EXERCISE TASK -> Your task is to repeat the lines below exactly, excluding any pictures they contain.
-- DATA FOR PROCESSING start --
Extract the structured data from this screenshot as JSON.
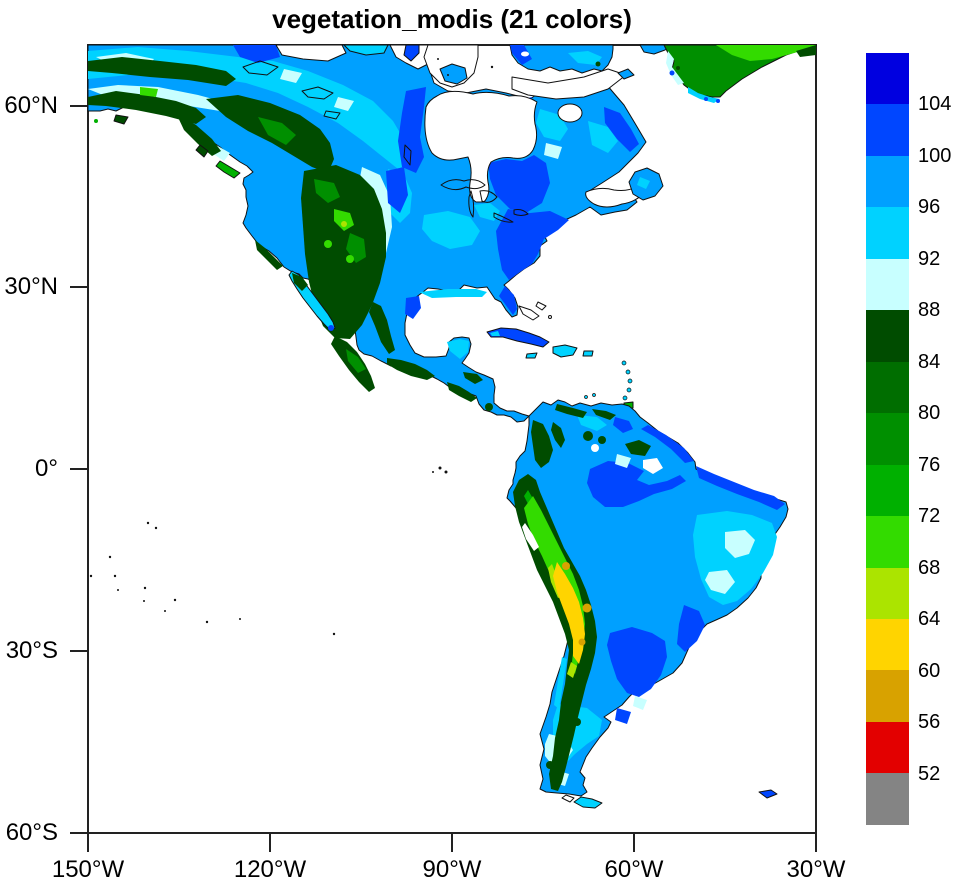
{
  "title": "vegetation_modis (21 colors)",
  "axes": {
    "y_ticks": [
      {
        "label": "60°N",
        "lat": 60
      },
      {
        "label": "30°N",
        "lat": 30
      },
      {
        "label": "0°",
        "lat": 0
      },
      {
        "label": "30°S",
        "lat": -30
      },
      {
        "label": "60°S",
        "lat": -60
      }
    ],
    "x_ticks": [
      {
        "label": "150°W",
        "lon_w": 150
      },
      {
        "label": "120°W",
        "lon_w": 120
      },
      {
        "label": "90°W",
        "lon_w": 90
      },
      {
        "label": "60°W",
        "lon_w": 60
      },
      {
        "label": "30°W",
        "lon_w": 30
      }
    ]
  },
  "colorbar": {
    "colors": [
      "#0000E0",
      "#0046FF",
      "#00A0FF",
      "#00D2FF",
      "#C8FFFF",
      "#004C00",
      "#006E00",
      "#008F00",
      "#00B000",
      "#33DB00",
      "#ABE400",
      "#FFD400",
      "#D8A200",
      "#E30000",
      "#848484"
    ],
    "boundary_labels": [
      "104",
      "100",
      "96",
      "92",
      "88",
      "84",
      "80",
      "76",
      "72",
      "68",
      "64",
      "60",
      "56",
      "52"
    ]
  },
  "map": {
    "ocean_color": "#FFFFFF",
    "coastline_color": "#111111",
    "frame_color": "#222222"
  }
}
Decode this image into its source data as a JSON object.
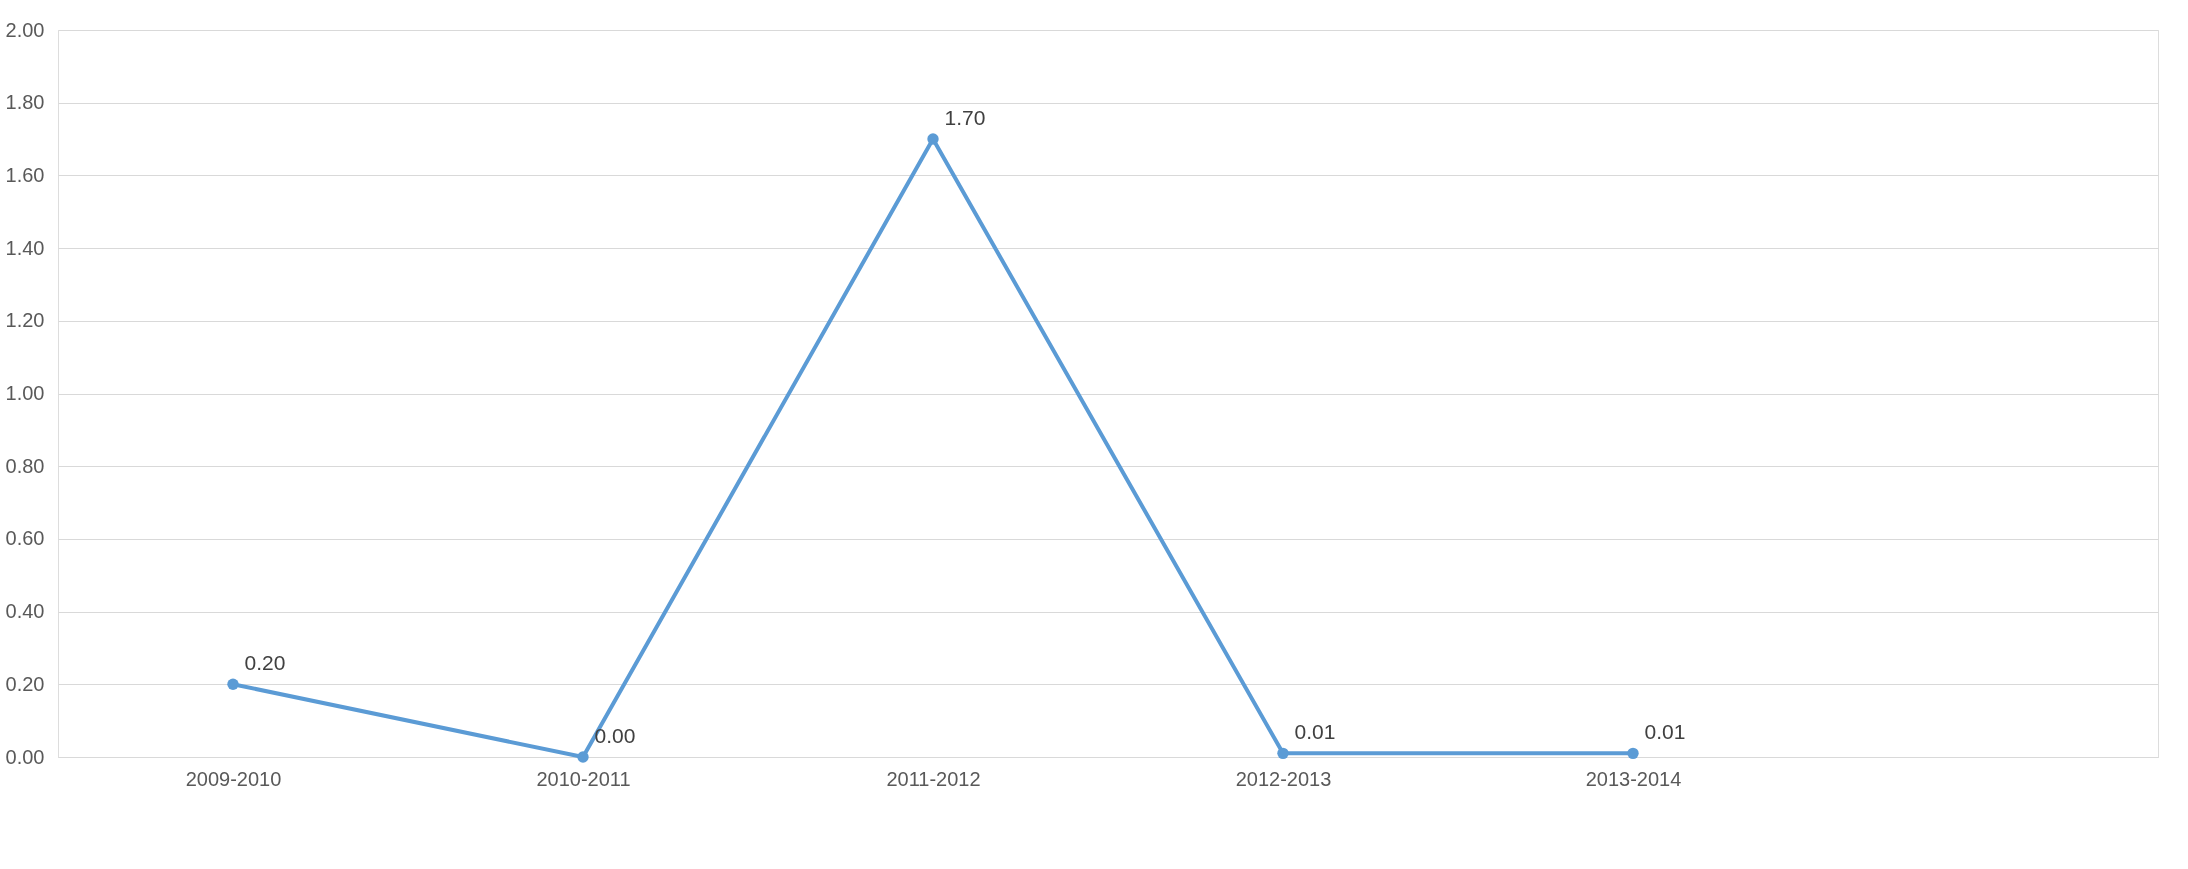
-- DATA FOR PROCESSING end --
RESPONSE ->
Extract the structured data from this screenshot as JSON.
{
  "title": "vegetation_modis (21 colors)",
  "axes": {
    "y_ticks": [
      {
        "label": "60°N",
        "lat": 60
      },
      {
        "label": "30°N",
        "lat": 30
      },
      {
        "label": "0°",
        "lat": 0
      },
      {
        "label": "30°S",
        "lat": -30
      },
      {
        "label": "60°S",
        "lat": -60
      }
    ],
    "x_ticks": [
      {
        "label": "150°W",
        "lon_w": 150
      },
      {
        "label": "120°W",
        "lon_w": 120
      },
      {
        "label": "90°W",
        "lon_w": 90
      },
      {
        "label": "60°W",
        "lon_w": 60
      },
      {
        "label": "30°W",
        "lon_w": 30
      }
    ]
  },
  "colorbar": {
    "colors": [
      "#0000E0",
      "#0046FF",
      "#00A0FF",
      "#00D2FF",
      "#C8FFFF",
      "#004C00",
      "#006E00",
      "#008F00",
      "#00B000",
      "#33DB00",
      "#ABE400",
      "#FFD400",
      "#D8A200",
      "#E30000",
      "#848484"
    ],
    "boundary_labels": [
      "104",
      "100",
      "96",
      "92",
      "88",
      "84",
      "80",
      "76",
      "72",
      "68",
      "64",
      "60",
      "56",
      "52"
    ]
  },
  "map": {
    "ocean_color": "#FFFFFF",
    "coastline_color": "#111111",
    "frame_color": "#222222"
  }
}
Decode this image into its source data as a JSON object.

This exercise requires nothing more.